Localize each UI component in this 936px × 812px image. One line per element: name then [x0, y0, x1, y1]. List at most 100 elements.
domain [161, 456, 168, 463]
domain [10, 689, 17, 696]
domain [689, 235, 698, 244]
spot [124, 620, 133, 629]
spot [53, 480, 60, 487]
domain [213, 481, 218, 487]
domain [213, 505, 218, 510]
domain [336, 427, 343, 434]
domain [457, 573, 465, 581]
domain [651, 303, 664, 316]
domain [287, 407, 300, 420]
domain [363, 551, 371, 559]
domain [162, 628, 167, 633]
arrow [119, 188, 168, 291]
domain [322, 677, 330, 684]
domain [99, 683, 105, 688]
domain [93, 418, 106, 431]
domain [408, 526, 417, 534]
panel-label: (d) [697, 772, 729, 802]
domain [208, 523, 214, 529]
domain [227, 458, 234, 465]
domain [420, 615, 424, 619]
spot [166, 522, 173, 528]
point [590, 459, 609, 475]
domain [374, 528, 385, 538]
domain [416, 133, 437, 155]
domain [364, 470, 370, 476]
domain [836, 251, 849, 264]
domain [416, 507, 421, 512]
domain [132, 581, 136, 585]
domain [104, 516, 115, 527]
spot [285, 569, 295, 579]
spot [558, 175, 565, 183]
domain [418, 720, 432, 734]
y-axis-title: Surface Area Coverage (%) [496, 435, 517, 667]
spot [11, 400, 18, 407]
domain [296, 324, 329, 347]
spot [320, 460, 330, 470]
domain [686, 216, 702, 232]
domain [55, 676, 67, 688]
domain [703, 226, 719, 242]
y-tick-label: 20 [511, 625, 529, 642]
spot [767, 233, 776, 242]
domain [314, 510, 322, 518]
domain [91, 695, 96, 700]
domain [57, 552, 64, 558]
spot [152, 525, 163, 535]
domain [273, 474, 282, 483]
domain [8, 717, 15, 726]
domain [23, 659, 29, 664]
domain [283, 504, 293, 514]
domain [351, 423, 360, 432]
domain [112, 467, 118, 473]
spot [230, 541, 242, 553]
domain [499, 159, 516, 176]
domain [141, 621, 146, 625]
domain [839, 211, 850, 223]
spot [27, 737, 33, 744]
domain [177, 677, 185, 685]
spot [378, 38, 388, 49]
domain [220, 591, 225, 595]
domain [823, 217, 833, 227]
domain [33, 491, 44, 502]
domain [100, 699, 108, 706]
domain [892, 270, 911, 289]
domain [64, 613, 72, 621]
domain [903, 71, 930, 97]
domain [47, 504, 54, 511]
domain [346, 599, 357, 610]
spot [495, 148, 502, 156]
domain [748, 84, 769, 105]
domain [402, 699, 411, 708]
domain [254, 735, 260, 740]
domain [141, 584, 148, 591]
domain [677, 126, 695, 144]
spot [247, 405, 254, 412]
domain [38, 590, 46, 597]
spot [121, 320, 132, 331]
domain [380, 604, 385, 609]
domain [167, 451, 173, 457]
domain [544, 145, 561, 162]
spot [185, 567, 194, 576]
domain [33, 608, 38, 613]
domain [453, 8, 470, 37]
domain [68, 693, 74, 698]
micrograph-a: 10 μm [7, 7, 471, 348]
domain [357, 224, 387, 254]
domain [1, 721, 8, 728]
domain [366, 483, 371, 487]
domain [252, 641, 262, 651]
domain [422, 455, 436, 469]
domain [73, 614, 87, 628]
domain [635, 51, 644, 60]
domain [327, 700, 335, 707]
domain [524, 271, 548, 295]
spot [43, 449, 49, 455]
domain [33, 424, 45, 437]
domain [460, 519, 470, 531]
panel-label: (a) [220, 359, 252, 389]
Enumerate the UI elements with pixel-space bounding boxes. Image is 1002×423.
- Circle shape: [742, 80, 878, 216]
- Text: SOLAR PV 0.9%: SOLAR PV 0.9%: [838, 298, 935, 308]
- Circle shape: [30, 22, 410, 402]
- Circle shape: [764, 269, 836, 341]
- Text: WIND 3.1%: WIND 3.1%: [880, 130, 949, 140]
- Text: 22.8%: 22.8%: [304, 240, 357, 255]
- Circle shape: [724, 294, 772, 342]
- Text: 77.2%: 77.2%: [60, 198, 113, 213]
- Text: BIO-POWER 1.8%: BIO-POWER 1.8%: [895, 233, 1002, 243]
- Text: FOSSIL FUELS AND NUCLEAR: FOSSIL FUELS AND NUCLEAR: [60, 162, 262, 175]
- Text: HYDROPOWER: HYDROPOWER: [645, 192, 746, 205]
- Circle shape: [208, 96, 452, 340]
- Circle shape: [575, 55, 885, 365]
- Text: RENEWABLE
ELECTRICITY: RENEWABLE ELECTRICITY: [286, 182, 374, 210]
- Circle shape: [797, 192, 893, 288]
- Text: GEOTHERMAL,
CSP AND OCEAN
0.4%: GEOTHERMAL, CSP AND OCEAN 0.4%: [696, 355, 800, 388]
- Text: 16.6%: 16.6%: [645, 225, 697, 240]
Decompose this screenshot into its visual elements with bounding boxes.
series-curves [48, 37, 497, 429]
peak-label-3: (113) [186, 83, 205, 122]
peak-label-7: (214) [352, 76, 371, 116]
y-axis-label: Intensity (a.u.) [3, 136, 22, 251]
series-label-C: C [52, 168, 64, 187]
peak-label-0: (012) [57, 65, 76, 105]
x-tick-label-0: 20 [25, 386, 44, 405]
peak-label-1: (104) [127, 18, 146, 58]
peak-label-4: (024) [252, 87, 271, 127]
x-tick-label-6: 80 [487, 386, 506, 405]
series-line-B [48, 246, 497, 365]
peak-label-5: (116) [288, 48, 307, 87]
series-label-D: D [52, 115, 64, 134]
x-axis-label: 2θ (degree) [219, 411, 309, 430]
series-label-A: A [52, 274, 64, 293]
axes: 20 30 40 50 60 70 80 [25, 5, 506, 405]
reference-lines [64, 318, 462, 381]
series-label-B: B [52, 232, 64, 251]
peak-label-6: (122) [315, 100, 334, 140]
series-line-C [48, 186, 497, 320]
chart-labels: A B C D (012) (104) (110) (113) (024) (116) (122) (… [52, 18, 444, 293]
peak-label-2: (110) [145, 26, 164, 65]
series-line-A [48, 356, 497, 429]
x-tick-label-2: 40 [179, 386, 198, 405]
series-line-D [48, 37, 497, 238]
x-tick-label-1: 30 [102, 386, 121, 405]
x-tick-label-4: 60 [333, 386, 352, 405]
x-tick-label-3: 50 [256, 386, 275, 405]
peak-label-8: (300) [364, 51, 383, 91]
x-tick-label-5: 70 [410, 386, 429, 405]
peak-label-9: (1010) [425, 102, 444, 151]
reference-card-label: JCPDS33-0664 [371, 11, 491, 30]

*****

**Exercise**.
Reproduce the data line for line, beginning with its first line and stopping after the line that contains "arrow [119, 188, 168, 291]".

**Solution for this problem**.
Localize each UI component in this 936px × 812px image. One line per element: name then [x0, y0, x1, y1]. List at most 100 elements.
domain [161, 456, 168, 463]
domain [10, 689, 17, 696]
domain [689, 235, 698, 244]
spot [124, 620, 133, 629]
spot [53, 480, 60, 487]
domain [213, 481, 218, 487]
domain [213, 505, 218, 510]
domain [336, 427, 343, 434]
domain [457, 573, 465, 581]
domain [651, 303, 664, 316]
domain [287, 407, 300, 420]
domain [363, 551, 371, 559]
domain [162, 628, 167, 633]
arrow [119, 188, 168, 291]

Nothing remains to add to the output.